==== Available data

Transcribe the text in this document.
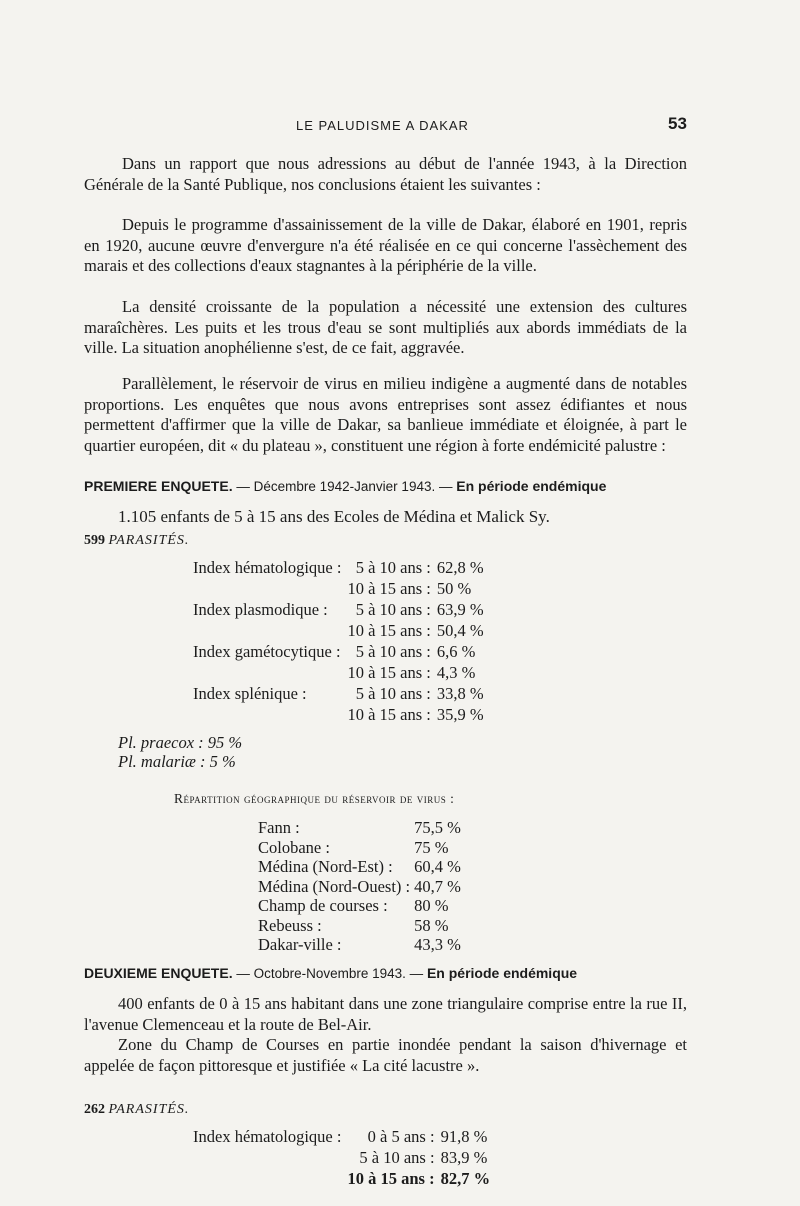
LE PALUDISME A DAKAR	53
Dans un rapport que nous adressions au début de l'année 1943, à la Direction Générale de la Santé Publique, nos conclusions étaient les suivantes :
Depuis le programme d'assainissement de la ville de Dakar, élaboré en 1901, repris en 1920, aucune œuvre d'envergure n'a été réalisée en ce qui concerne l'assèchement des marais et des collections d'eaux stagnantes à la périphérie de la ville.
La densité croissante de la population a nécessité une extension des cultures maraîchères. Les puits et les trous d'eau se sont multipliés aux abords immédiats de la ville. La situation anophélienne s'est, de ce fait, aggravée.
Parallèlement, le réservoir de virus en milieu indigène a augmenté dans de notables proportions. Les enquêtes que nous avons entreprises sont assez édifiantes et nous permettent d'affirmer que la ville de Dakar, sa banlieue immédiate et éloignée, à part le quartier européen, dit « du plateau », constituent une région à forte endémicité palustre :
PREMIERE ENQUETE. — Décembre 1942-Janvier 1943. — En période endémique
1.105 enfants de 5 à 15 ans des Ecoles de Médina et Malick Sy.
599 PARASITÉS.
Index hématologique :	5 à 10 ans :	62,8 %
	10 à 15 ans :	50 %
Index plasmodique :	5 à 10 ans :	63,9 %
	10 à 15 ans :	50,4 %
Index gamétocytique :	5 à 10 ans :	6,6 %
	10 à 15 ans :	4,3 %
Index splénique :	5 à 10 ans :	33,8 %
	10 à 15 ans :	35,9 %
Pl. praecox : 95 %
Pl. malariæ : 5 %
Répartition géographique du réservoir de virus :
Fann :	75,5 %
Colobane :	75 %
Médina (Nord-Est) :	60,4 %
Médina (Nord-Ouest) :	40,7 %
Champ de courses :	80 %
Rebeuss :	58 %
Dakar-ville :	43,3 %
DEUXIEME ENQUETE. — Octobre-Novembre 1943. — En période endémique
400 enfants de 0 à 15 ans habitant dans une zone triangulaire comprise entre la rue II, l'avenue Clemenceau et la route de Bel-Air.
Zone du Champ de Courses en partie inondée pendant la saison d'hivernage et appelée de façon pittoresque et justifiée « La cité lacustre ».
262 PARASITÉS.
Index hématologique :	0 à 5 ans :	91,8 %
	5 à 10 ans :	83,9 %
	10 à 15 ans :	82,7 %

========

• **Your instructions**
Please transcribe the material above exactly as written. Leave the pictures out.

• **Result for this exercise**
Transcribe the text in this document.
LE PALUDISME A DAKAR	53
Dans un rapport que nous adressions au début de l'année 1943, à la Direction Générale de la Santé Publique, nos conclusions étaient les suivantes :
Depuis le programme d'assainissement de la ville de Dakar, élaboré en 1901, repris en 1920, aucune œuvre d'envergure n'a été réalisée en ce qui concerne l'assèchement des marais et des collections d'eaux stagnantes à la périphérie de la ville.
La densité croissante de la population a nécessité une extension des cultures maraîchères. Les puits et les trous d'eau se sont multipliés aux abords immédiats de la ville. La situation anophélienne s'est, de ce fait, aggravée.
Parallèlement, le réservoir de virus en milieu indigène a augmenté dans de notables proportions. Les enquêtes que nous avons entreprises sont assez édifiantes et nous permettent d'affirmer que la ville de Dakar, sa banlieue immédiate et éloignée, à part le quartier européen, dit « du plateau », constituent une région à forte endémicité palustre :
PREMIERE ENQUETE. — Décembre 1942-Janvier 1943. — En période endémique
1.105 enfants de 5 à 15 ans des Ecoles de Médina et Malick Sy.
599 PARASITÉS.
Index hématologique :	5 à 10 ans :	62,8 %
	10 à 15 ans :	50 %
Index plasmodique :	5 à 10 ans :	63,9 %
	10 à 15 ans :	50,4 %
Index gamétocytique :	5 à 10 ans :	6,6 %
	10 à 15 ans :	4,3 %
Index splénique :	5 à 10 ans :	33,8 %
	10 à 15 ans :	35,9 %
Pl. praecox : 95 %
Pl. malariæ : 5 %
Répartition géographique du réservoir de virus :
Fann :	75,5 %
Colobane :	75 %
Médina (Nord-Est) :	60,4 %
Médina (Nord-Ouest) :	40,7 %
Champ de courses :	80 %
Rebeuss :	58 %
Dakar-ville :	43,3 %
DEUXIEME ENQUETE. — Octobre-Novembre 1943. — En période endémique
400 enfants de 0 à 15 ans habitant dans une zone triangulaire comprise entre la rue II, l'avenue Clemenceau et la route de Bel-Air.
Zone du Champ de Courses en partie inondée pendant la saison d'hivernage et appelée de façon pittoresque et justifiée « La cité lacustre ».
262 PARASITÉS.
Index hématologique :	0 à 5 ans :	91,8 %
	5 à 10 ans :	83,9 %
	10 à 15 ans :	82,7 %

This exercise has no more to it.